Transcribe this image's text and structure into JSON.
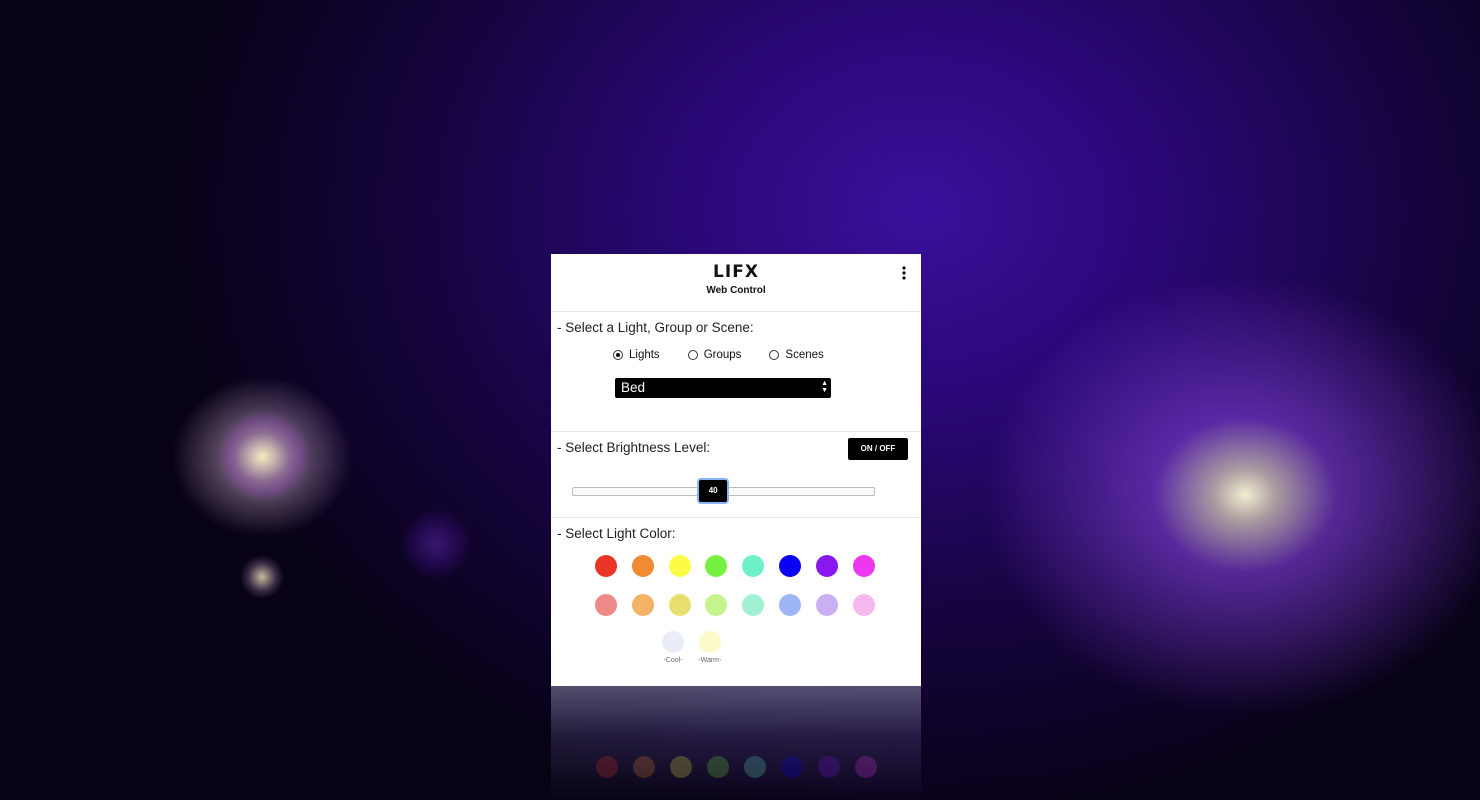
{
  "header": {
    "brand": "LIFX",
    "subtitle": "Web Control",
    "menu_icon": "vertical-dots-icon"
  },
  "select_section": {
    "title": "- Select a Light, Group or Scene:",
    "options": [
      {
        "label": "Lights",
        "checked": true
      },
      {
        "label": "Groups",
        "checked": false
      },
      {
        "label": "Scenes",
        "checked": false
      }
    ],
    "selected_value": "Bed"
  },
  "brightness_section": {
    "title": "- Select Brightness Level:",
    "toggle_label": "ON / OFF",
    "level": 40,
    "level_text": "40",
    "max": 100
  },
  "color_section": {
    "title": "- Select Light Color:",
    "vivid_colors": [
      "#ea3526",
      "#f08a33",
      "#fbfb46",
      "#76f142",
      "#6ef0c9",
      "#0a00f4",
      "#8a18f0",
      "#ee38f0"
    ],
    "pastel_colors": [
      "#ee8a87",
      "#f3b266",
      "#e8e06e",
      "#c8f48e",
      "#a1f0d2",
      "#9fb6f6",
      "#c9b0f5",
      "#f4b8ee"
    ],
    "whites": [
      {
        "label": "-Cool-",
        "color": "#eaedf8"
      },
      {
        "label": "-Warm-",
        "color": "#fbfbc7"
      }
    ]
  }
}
---
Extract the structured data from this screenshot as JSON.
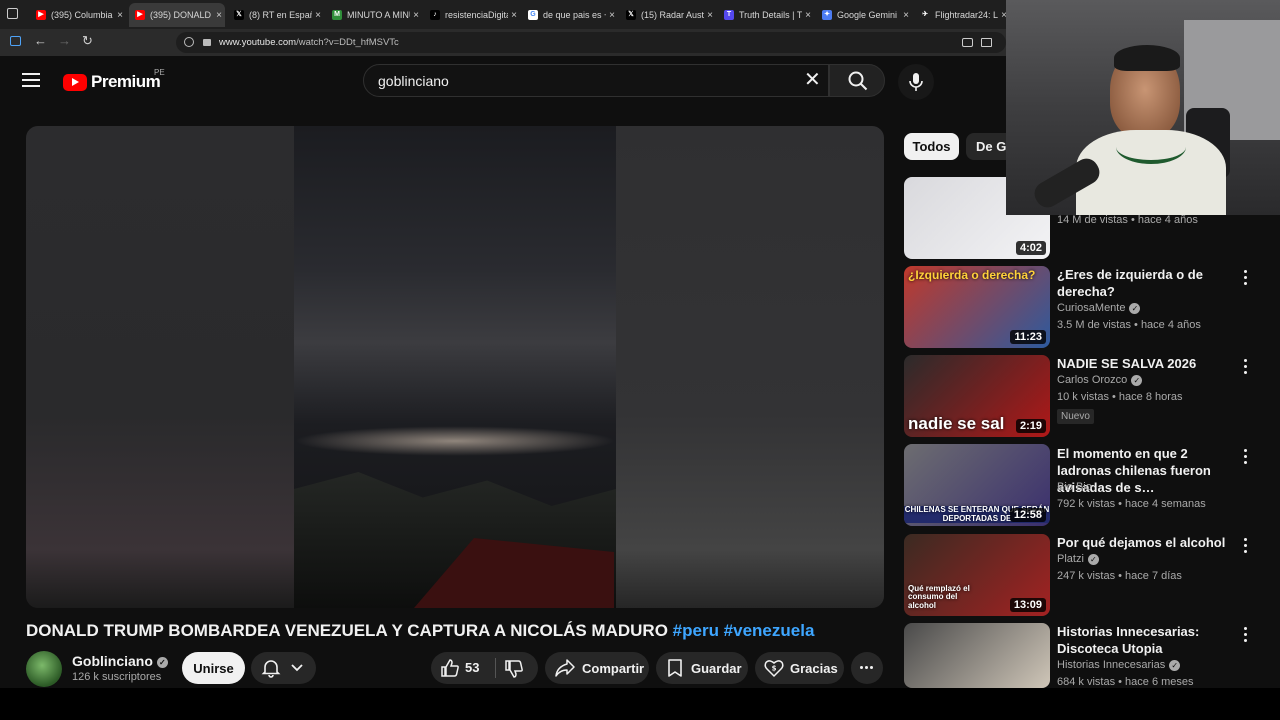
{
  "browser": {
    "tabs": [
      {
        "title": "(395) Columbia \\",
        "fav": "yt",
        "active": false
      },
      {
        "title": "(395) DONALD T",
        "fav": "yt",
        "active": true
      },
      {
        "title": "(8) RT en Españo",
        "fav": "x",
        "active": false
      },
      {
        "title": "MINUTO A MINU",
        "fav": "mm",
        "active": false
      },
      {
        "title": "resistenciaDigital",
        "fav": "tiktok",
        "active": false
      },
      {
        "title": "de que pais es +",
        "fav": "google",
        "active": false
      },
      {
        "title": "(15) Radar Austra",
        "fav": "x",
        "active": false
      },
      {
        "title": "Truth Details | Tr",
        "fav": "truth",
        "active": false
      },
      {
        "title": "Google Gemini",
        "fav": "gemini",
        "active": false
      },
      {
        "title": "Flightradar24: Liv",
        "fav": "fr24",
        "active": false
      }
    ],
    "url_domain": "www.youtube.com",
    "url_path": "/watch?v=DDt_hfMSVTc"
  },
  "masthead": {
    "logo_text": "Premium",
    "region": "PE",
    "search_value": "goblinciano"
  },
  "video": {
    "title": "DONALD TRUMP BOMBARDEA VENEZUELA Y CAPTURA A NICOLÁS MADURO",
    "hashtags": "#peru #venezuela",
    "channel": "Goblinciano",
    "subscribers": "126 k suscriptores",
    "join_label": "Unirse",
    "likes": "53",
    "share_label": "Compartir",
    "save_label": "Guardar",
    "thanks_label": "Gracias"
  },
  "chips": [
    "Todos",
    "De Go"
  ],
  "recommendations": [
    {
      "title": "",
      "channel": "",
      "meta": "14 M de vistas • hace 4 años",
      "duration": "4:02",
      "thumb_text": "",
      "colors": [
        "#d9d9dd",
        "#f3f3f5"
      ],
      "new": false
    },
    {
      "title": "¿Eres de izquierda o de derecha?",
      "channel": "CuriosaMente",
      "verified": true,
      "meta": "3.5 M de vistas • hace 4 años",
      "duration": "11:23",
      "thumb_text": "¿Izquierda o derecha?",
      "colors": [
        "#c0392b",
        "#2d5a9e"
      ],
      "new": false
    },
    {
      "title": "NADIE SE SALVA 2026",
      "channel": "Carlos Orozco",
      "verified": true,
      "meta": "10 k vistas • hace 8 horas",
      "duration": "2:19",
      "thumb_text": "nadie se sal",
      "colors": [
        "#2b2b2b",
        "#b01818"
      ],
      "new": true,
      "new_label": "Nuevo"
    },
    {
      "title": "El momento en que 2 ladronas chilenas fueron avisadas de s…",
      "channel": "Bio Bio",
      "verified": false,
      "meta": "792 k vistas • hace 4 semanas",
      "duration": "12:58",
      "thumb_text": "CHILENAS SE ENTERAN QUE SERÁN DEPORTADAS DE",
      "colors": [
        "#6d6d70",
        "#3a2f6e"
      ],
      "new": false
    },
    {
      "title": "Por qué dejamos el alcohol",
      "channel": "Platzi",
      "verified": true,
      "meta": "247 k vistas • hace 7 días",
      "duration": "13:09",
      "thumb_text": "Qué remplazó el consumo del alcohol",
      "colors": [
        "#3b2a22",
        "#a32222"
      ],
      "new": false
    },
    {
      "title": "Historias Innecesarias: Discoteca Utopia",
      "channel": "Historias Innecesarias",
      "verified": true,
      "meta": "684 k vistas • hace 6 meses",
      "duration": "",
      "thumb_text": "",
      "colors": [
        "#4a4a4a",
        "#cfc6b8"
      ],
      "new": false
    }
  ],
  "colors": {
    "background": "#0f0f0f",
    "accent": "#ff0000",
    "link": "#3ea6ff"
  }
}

Aim of the task. Within the listing above, copy each line that has the string "meta".

Answer for the task.
      "meta": "14 M de vistas • hace 4 años",
      "meta": "3.5 M de vistas • hace 4 años",
      "meta": "10 k vistas • hace 8 horas",
      "meta": "792 k vistas • hace 4 semanas",
      "meta": "247 k vistas • hace 7 días",
      "meta": "684 k vistas • hace 6 meses",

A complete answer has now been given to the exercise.